■ **Exercise objective**: Word for word, quote all of the material, omitting the pictures.
────────────────
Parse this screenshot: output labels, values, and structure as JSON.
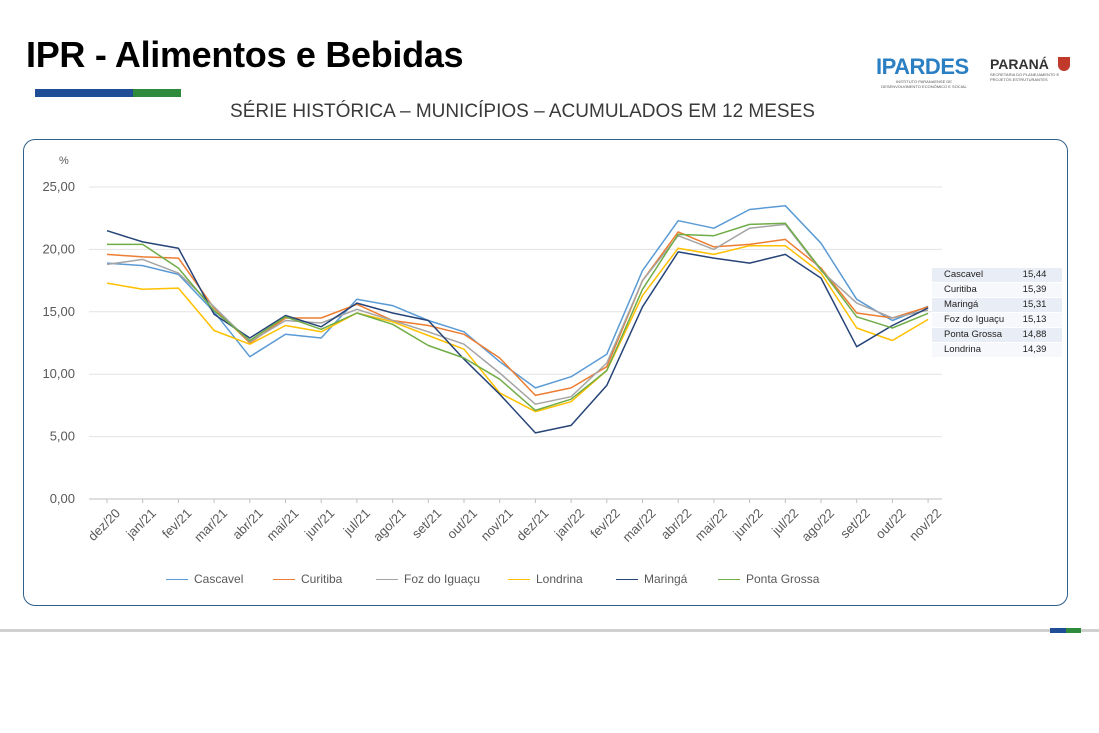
{
  "header": {
    "title": "IPR - Alimentos e Bebidas",
    "subtitle": "SÉRIE HISTÓRICA – MUNICÍPIOS – ACUMULADOS EM 12 MESES"
  },
  "logos": {
    "ipardes": "IPARDES",
    "ipardes_sub": "INSTITUTO PARANAENSE DE DESENVOLVIMENTO ECONÔMICO E SOCIAL",
    "parana": "PARANÁ",
    "parana_sub": "SECRETARIA DO PLANEJAMENTO E PROJETOS ESTRUTURANTES"
  },
  "colors": {
    "title_bar_blue": "#1f4e96",
    "title_bar_green": "#2e8b3c",
    "frame_border": "#2f5f8a"
  },
  "latest_table": [
    {
      "name": "Cascavel",
      "value": "15,44"
    },
    {
      "name": "Curitiba",
      "value": "15,39"
    },
    {
      "name": "Maringá",
      "value": "15,31"
    },
    {
      "name": "Foz do Iguaçu",
      "value": "15,13"
    },
    {
      "name": "Ponta Grossa",
      "value": "14,88"
    },
    {
      "name": "Londrina",
      "value": "14,39"
    }
  ],
  "chart_data": {
    "type": "line",
    "ylabel": "%",
    "ylim": [
      0,
      25
    ],
    "y_ticks": [
      "0,00",
      "5,00",
      "10,00",
      "15,00",
      "20,00",
      "25,00"
    ],
    "y_tick_values": [
      0,
      5,
      10,
      15,
      20,
      25
    ],
    "grid": true,
    "legend_position": "bottom",
    "x": [
      "dez/20",
      "jan/21",
      "fev/21",
      "mar/21",
      "abr/21",
      "mai/21",
      "jun/21",
      "jul/21",
      "ago/21",
      "set/21",
      "out/21",
      "nov/21",
      "dez/21",
      "jan/22",
      "fev/22",
      "mar/22",
      "abr/22",
      "mai/22",
      "jun/22",
      "jul/22",
      "ago/22",
      "set/22",
      "out/22",
      "nov/22"
    ],
    "series": [
      {
        "name": "Cascavel",
        "color": "#5b9bd5",
        "values": [
          18.9,
          18.7,
          18.0,
          15.0,
          11.4,
          13.2,
          12.9,
          16.0,
          15.5,
          14.3,
          13.4,
          11.0,
          8.9,
          9.8,
          11.6,
          18.3,
          22.3,
          21.7,
          23.2,
          23.5,
          20.5,
          16.0,
          14.3,
          15.44
        ]
      },
      {
        "name": "Curitiba",
        "color": "#ed7d31",
        "values": [
          19.6,
          19.4,
          19.3,
          15.3,
          12.5,
          14.5,
          14.5,
          15.6,
          14.3,
          13.9,
          13.2,
          11.3,
          8.3,
          8.9,
          10.6,
          17.5,
          21.4,
          20.2,
          20.4,
          20.8,
          18.5,
          14.9,
          14.5,
          15.39
        ]
      },
      {
        "name": "Foz do Iguaçu",
        "color": "#a5a5a5",
        "values": [
          18.8,
          19.2,
          18.1,
          15.4,
          12.6,
          14.3,
          14.1,
          15.2,
          14.3,
          13.4,
          12.4,
          10.1,
          7.6,
          8.2,
          10.9,
          17.5,
          21.1,
          20.0,
          21.7,
          22.0,
          18.3,
          15.7,
          14.5,
          15.13
        ]
      },
      {
        "name": "Londrina",
        "color": "#ffc000",
        "values": [
          17.3,
          16.8,
          16.9,
          13.5,
          12.4,
          13.9,
          13.4,
          14.9,
          14.2,
          13.1,
          12.0,
          8.5,
          7.0,
          7.8,
          10.3,
          16.3,
          20.1,
          19.6,
          20.3,
          20.3,
          18.1,
          13.7,
          12.7,
          14.39
        ]
      },
      {
        "name": "Maringá",
        "color": "#264478",
        "values": [
          21.5,
          20.6,
          20.1,
          14.8,
          12.9,
          14.7,
          13.8,
          15.7,
          14.9,
          14.3,
          11.2,
          8.4,
          5.3,
          5.9,
          9.1,
          15.4,
          19.8,
          19.3,
          18.9,
          19.6,
          17.7,
          12.2,
          13.9,
          15.31
        ]
      },
      {
        "name": "Ponta Grossa",
        "color": "#70ad47",
        "values": [
          20.4,
          20.4,
          18.5,
          15.1,
          12.7,
          14.6,
          13.6,
          14.9,
          14.0,
          12.3,
          11.3,
          9.6,
          7.1,
          8.0,
          10.3,
          16.8,
          21.2,
          21.1,
          22.0,
          22.1,
          18.4,
          14.6,
          13.7,
          14.88
        ]
      }
    ]
  }
}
────────────────
■ **Task result**:
Parse this screenshot: output labels, values, and structure as JSON.
{
  "header": {
    "title": "IPR - Alimentos e Bebidas",
    "subtitle": "SÉRIE HISTÓRICA – MUNICÍPIOS – ACUMULADOS EM 12 MESES"
  },
  "logos": {
    "ipardes": "IPARDES",
    "ipardes_sub": "INSTITUTO PARANAENSE DE DESENVOLVIMENTO ECONÔMICO E SOCIAL",
    "parana": "PARANÁ",
    "parana_sub": "SECRETARIA DO PLANEJAMENTO E PROJETOS ESTRUTURANTES"
  },
  "colors": {
    "title_bar_blue": "#1f4e96",
    "title_bar_green": "#2e8b3c",
    "frame_border": "#2f5f8a"
  },
  "latest_table": [
    {
      "name": "Cascavel",
      "value": "15,44"
    },
    {
      "name": "Curitiba",
      "value": "15,39"
    },
    {
      "name": "Maringá",
      "value": "15,31"
    },
    {
      "name": "Foz do Iguaçu",
      "value": "15,13"
    },
    {
      "name": "Ponta Grossa",
      "value": "14,88"
    },
    {
      "name": "Londrina",
      "value": "14,39"
    }
  ],
  "chart_data": {
    "type": "line",
    "ylabel": "%",
    "ylim": [
      0,
      25
    ],
    "y_ticks": [
      "0,00",
      "5,00",
      "10,00",
      "15,00",
      "20,00",
      "25,00"
    ],
    "y_tick_values": [
      0,
      5,
      10,
      15,
      20,
      25
    ],
    "grid": true,
    "legend_position": "bottom",
    "x": [
      "dez/20",
      "jan/21",
      "fev/21",
      "mar/21",
      "abr/21",
      "mai/21",
      "jun/21",
      "jul/21",
      "ago/21",
      "set/21",
      "out/21",
      "nov/21",
      "dez/21",
      "jan/22",
      "fev/22",
      "mar/22",
      "abr/22",
      "mai/22",
      "jun/22",
      "jul/22",
      "ago/22",
      "set/22",
      "out/22",
      "nov/22"
    ],
    "series": [
      {
        "name": "Cascavel",
        "color": "#5b9bd5",
        "values": [
          18.9,
          18.7,
          18.0,
          15.0,
          11.4,
          13.2,
          12.9,
          16.0,
          15.5,
          14.3,
          13.4,
          11.0,
          8.9,
          9.8,
          11.6,
          18.3,
          22.3,
          21.7,
          23.2,
          23.5,
          20.5,
          16.0,
          14.3,
          15.44
        ]
      },
      {
        "name": "Curitiba",
        "color": "#ed7d31",
        "values": [
          19.6,
          19.4,
          19.3,
          15.3,
          12.5,
          14.5,
          14.5,
          15.6,
          14.3,
          13.9,
          13.2,
          11.3,
          8.3,
          8.9,
          10.6,
          17.5,
          21.4,
          20.2,
          20.4,
          20.8,
          18.5,
          14.9,
          14.5,
          15.39
        ]
      },
      {
        "name": "Foz do Iguaçu",
        "color": "#a5a5a5",
        "values": [
          18.8,
          19.2,
          18.1,
          15.4,
          12.6,
          14.3,
          14.1,
          15.2,
          14.3,
          13.4,
          12.4,
          10.1,
          7.6,
          8.2,
          10.9,
          17.5,
          21.1,
          20.0,
          21.7,
          22.0,
          18.3,
          15.7,
          14.5,
          15.13
        ]
      },
      {
        "name": "Londrina",
        "color": "#ffc000",
        "values": [
          17.3,
          16.8,
          16.9,
          13.5,
          12.4,
          13.9,
          13.4,
          14.9,
          14.2,
          13.1,
          12.0,
          8.5,
          7.0,
          7.8,
          10.3,
          16.3,
          20.1,
          19.6,
          20.3,
          20.3,
          18.1,
          13.7,
          12.7,
          14.39
        ]
      },
      {
        "name": "Maringá",
        "color": "#264478",
        "values": [
          21.5,
          20.6,
          20.1,
          14.8,
          12.9,
          14.7,
          13.8,
          15.7,
          14.9,
          14.3,
          11.2,
          8.4,
          5.3,
          5.9,
          9.1,
          15.4,
          19.8,
          19.3,
          18.9,
          19.6,
          17.7,
          12.2,
          13.9,
          15.31
        ]
      },
      {
        "name": "Ponta Grossa",
        "color": "#70ad47",
        "values": [
          20.4,
          20.4,
          18.5,
          15.1,
          12.7,
          14.6,
          13.6,
          14.9,
          14.0,
          12.3,
          11.3,
          9.6,
          7.1,
          8.0,
          10.3,
          16.8,
          21.2,
          21.1,
          22.0,
          22.1,
          18.4,
          14.6,
          13.7,
          14.88
        ]
      }
    ]
  }
}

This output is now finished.